▶ _Job_: Go through the listing and copy every line word for word.

▶ _Data for the task_:
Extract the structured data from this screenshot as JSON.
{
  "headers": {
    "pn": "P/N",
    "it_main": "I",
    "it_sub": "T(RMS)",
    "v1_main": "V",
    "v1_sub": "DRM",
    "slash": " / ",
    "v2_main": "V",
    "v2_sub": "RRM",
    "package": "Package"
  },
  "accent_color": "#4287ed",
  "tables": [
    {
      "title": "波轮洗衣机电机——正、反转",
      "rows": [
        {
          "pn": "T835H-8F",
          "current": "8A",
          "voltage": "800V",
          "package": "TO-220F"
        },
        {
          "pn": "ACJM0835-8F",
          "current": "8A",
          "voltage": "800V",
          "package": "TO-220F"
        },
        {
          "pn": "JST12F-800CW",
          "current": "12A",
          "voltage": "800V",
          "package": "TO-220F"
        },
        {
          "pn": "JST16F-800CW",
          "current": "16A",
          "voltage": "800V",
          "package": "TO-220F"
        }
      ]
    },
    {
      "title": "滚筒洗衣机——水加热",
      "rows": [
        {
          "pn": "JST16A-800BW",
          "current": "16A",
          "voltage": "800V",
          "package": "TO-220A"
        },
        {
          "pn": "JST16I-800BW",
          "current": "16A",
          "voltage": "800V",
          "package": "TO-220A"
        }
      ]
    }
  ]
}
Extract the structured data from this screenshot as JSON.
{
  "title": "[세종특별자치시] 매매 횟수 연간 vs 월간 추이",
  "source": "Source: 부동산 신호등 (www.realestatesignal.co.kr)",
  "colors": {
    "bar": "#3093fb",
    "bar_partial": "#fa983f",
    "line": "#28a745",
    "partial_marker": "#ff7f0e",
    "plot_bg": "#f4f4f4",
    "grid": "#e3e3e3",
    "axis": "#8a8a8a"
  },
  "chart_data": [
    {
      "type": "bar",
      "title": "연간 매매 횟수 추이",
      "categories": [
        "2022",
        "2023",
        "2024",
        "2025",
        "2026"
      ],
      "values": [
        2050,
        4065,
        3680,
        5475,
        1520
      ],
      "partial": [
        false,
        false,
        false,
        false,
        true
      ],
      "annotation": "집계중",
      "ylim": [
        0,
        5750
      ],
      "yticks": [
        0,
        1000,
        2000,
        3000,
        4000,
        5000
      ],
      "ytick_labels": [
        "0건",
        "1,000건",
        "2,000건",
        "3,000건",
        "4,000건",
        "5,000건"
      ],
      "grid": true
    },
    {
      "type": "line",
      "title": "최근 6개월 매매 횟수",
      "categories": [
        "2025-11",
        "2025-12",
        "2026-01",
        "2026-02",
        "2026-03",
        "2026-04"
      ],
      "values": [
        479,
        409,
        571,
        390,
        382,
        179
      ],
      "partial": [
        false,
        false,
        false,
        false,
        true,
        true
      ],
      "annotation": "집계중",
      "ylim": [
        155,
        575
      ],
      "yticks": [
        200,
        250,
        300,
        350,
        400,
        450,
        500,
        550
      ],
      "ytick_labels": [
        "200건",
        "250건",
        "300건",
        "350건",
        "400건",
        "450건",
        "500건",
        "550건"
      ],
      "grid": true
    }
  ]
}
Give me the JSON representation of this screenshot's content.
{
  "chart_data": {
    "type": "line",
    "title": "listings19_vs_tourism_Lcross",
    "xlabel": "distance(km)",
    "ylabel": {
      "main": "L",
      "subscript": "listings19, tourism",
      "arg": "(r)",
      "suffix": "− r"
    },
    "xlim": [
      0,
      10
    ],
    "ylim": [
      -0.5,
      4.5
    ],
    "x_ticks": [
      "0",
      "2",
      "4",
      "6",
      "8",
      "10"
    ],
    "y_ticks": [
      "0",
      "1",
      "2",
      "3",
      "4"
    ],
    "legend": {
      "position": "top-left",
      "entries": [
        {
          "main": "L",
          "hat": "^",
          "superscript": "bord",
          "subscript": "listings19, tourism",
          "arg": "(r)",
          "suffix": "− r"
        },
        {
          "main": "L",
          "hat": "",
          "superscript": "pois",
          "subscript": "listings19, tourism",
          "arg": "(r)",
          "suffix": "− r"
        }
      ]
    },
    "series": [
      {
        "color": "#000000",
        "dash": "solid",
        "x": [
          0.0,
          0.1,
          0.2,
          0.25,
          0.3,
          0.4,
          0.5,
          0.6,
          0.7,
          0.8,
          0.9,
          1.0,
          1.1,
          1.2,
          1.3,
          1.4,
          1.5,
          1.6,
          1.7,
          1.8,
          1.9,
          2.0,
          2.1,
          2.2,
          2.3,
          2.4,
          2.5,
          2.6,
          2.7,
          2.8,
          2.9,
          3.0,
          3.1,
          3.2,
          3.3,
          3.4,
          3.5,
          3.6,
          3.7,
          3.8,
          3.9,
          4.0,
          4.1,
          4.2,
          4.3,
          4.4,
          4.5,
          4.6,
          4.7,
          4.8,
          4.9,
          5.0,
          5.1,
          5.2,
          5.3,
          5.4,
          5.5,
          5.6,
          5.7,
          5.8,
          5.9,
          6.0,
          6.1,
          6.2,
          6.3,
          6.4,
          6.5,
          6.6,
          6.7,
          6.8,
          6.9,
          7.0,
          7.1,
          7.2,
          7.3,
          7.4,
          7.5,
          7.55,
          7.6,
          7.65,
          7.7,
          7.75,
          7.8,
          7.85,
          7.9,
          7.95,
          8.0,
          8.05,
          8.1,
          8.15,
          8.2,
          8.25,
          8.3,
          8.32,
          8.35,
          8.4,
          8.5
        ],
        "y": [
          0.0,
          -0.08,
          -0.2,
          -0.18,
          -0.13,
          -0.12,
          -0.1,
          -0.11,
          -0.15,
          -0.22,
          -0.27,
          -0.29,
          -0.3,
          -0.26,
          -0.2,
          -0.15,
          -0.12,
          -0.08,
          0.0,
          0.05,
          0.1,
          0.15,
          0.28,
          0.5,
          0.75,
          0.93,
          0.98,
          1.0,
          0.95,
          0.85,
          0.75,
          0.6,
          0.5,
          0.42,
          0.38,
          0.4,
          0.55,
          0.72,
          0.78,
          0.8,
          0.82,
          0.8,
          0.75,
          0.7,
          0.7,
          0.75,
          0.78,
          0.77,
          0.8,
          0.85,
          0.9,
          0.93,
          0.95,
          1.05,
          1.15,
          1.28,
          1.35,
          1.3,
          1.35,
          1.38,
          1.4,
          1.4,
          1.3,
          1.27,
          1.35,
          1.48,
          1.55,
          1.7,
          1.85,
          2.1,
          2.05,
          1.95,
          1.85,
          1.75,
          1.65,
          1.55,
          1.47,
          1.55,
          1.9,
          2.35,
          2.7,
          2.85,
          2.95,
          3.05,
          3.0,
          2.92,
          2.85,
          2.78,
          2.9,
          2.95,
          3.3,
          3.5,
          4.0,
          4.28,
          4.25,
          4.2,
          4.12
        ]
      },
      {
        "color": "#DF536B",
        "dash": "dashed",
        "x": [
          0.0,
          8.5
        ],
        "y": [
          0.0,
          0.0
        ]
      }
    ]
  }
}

▶ _Solution for this problem_:
Extract the structured data from this screenshot as JSON.
{
  "headers": {
    "pn": "P/N",
    "it_main": "I",
    "it_sub": "T(RMS)",
    "v1_main": "V",
    "v1_sub": "DRM",
    "slash": " / ",
    "v2_main": "V",
    "v2_sub": "RRM",
    "package": "Package"
  },
  "accent_color": "#4287ed",
  "tables": [
    {
      "title": "波轮洗衣机电机——正、反转",
      "rows": [
        {
          "pn": "T835H-8F",
          "current": "8A",
          "voltage": "800V",
          "package": "TO-220F"
        },
        {
          "pn": "ACJM0835-8F",
          "current": "8A",
          "voltage": "800V",
          "package": "TO-220F"
        },
        {
          "pn": "JST12F-800CW",
          "current": "12A",
          "voltage": "800V",
          "package": "TO-220F"
        },
        {
          "pn": "JST16F-800CW",
          "current": "16A",
          "voltage": "800V",
          "package": "TO-220F"
        }
      ]
    },
    {
      "title": "滚筒洗衣机——水加热",
      "rows": [
        {
          "pn": "JST16A-800BW",
          "current": "16A",
          "voltage": "800V",
          "package": "TO-220A"
        },
        {
          "pn": "JST16I-800BW",
          "current": "16A",
          "voltage": "800V",
          "package": "TO-220A"
        }
      ]
    }
  ]
}
Extract the structured data from this screenshot as JSON.
{
  "title": "[세종특별자치시] 매매 횟수 연간 vs 월간 추이",
  "source": "Source: 부동산 신호등 (www.realestatesignal.co.kr)",
  "colors": {
    "bar": "#3093fb",
    "bar_partial": "#fa983f",
    "line": "#28a745",
    "partial_marker": "#ff7f0e",
    "plot_bg": "#f4f4f4",
    "grid": "#e3e3e3",
    "axis": "#8a8a8a"
  },
  "chart_data": [
    {
      "type": "bar",
      "title": "연간 매매 횟수 추이",
      "categories": [
        "2022",
        "2023",
        "2024",
        "2025",
        "2026"
      ],
      "values": [
        2050,
        4065,
        3680,
        5475,
        1520
      ],
      "partial": [
        false,
        false,
        false,
        false,
        true
      ],
      "annotation": "집계중",
      "ylim": [
        0,
        5750
      ],
      "yticks": [
        0,
        1000,
        2000,
        3000,
        4000,
        5000
      ],
      "ytick_labels": [
        "0건",
        "1,000건",
        "2,000건",
        "3,000건",
        "4,000건",
        "5,000건"
      ],
      "grid": true
    },
    {
      "type": "line",
      "title": "최근 6개월 매매 횟수",
      "categories": [
        "2025-11",
        "2025-12",
        "2026-01",
        "2026-02",
        "2026-03",
        "2026-04"
      ],
      "values": [
        479,
        409,
        571,
        390,
        382,
        179
      ],
      "partial": [
        false,
        false,
        false,
        false,
        true,
        true
      ],
      "annotation": "집계중",
      "ylim": [
        155,
        575
      ],
      "yticks": [
        200,
        250,
        300,
        350,
        400,
        450,
        500,
        550
      ],
      "ytick_labels": [
        "200건",
        "250건",
        "300건",
        "350건",
        "400건",
        "450건",
        "500건",
        "550건"
      ],
      "grid": true
    }
  ]
}
Give me the JSON representation of this screenshot's content.
{
  "chart_data": {
    "type": "line",
    "title": "listings19_vs_tourism_Lcross",
    "xlabel": "distance(km)",
    "ylabel": {
      "main": "L",
      "subscript": "listings19, tourism",
      "arg": "(r)",
      "suffix": "− r"
    },
    "xlim": [
      0,
      10
    ],
    "ylim": [
      -0.5,
      4.5
    ],
    "x_ticks": [
      "0",
      "2",
      "4",
      "6",
      "8",
      "10"
    ],
    "y_ticks": [
      "0",
      "1",
      "2",
      "3",
      "4"
    ],
    "legend": {
      "position": "top-left",
      "entries": [
        {
          "main": "L",
          "hat": "^",
          "superscript": "bord",
          "subscript": "listings19, tourism",
          "arg": "(r)",
          "suffix": "− r"
        },
        {
          "main": "L",
          "hat": "",
          "superscript": "pois",
          "subscript": "listings19, tourism",
          "arg": "(r)",
          "suffix": "− r"
        }
      ]
    },
    "series": [
      {
        "color": "#000000",
        "dash": "solid",
        "x": [
          0.0,
          0.1,
          0.2,
          0.25,
          0.3,
          0.4,
          0.5,
          0.6,
          0.7,
          0.8,
          0.9,
          1.0,
          1.1,
          1.2,
          1.3,
          1.4,
          1.5,
          1.6,
          1.7,
          1.8,
          1.9,
          2.0,
          2.1,
          2.2,
          2.3,
          2.4,
          2.5,
          2.6,
          2.7,
          2.8,
          2.9,
          3.0,
          3.1,
          3.2,
          3.3,
          3.4,
          3.5,
          3.6,
          3.7,
          3.8,
          3.9,
          4.0,
          4.1,
          4.2,
          4.3,
          4.4,
          4.5,
          4.6,
          4.7,
          4.8,
          4.9,
          5.0,
          5.1,
          5.2,
          5.3,
          5.4,
          5.5,
          5.6,
          5.7,
          5.8,
          5.9,
          6.0,
          6.1,
          6.2,
          6.3,
          6.4,
          6.5,
          6.6,
          6.7,
          6.8,
          6.9,
          7.0,
          7.1,
          7.2,
          7.3,
          7.4,
          7.5,
          7.55,
          7.6,
          7.65,
          7.7,
          7.75,
          7.8,
          7.85,
          7.9,
          7.95,
          8.0,
          8.05,
          8.1,
          8.15,
          8.2,
          8.25,
          8.3,
          8.32,
          8.35,
          8.4,
          8.5
        ],
        "y": [
          0.0,
          -0.08,
          -0.2,
          -0.18,
          -0.13,
          -0.12,
          -0.1,
          -0.11,
          -0.15,
          -0.22,
          -0.27,
          -0.29,
          -0.3,
          -0.26,
          -0.2,
          -0.15,
          -0.12,
          -0.08,
          0.0,
          0.05,
          0.1,
          0.15,
          0.28,
          0.5,
          0.75,
          0.93,
          0.98,
          1.0,
          0.95,
          0.85,
          0.75,
          0.6,
          0.5,
          0.42,
          0.38,
          0.4,
          0.55,
          0.72,
          0.78,
          0.8,
          0.82,
          0.8,
          0.75,
          0.7,
          0.7,
          0.75,
          0.78,
          0.77,
          0.8,
          0.85,
          0.9,
          0.93,
          0.95,
          1.05,
          1.15,
          1.28,
          1.35,
          1.3,
          1.35,
          1.38,
          1.4,
          1.4,
          1.3,
          1.27,
          1.35,
          1.48,
          1.55,
          1.7,
          1.85,
          2.1,
          2.05,
          1.95,
          1.85,
          1.75,
          1.65,
          1.55,
          1.47,
          1.55,
          1.9,
          2.35,
          2.7,
          2.85,
          2.95,
          3.05,
          3.0,
          2.92,
          2.85,
          2.78,
          2.9,
          2.95,
          3.3,
          3.5,
          4.0,
          4.28,
          4.25,
          4.2,
          4.12
        ]
      },
      {
        "color": "#DF536B",
        "dash": "dashed",
        "x": [
          0.0,
          8.5
        ],
        "y": [
          0.0,
          0.0
        ]
      }
    ]
  }
}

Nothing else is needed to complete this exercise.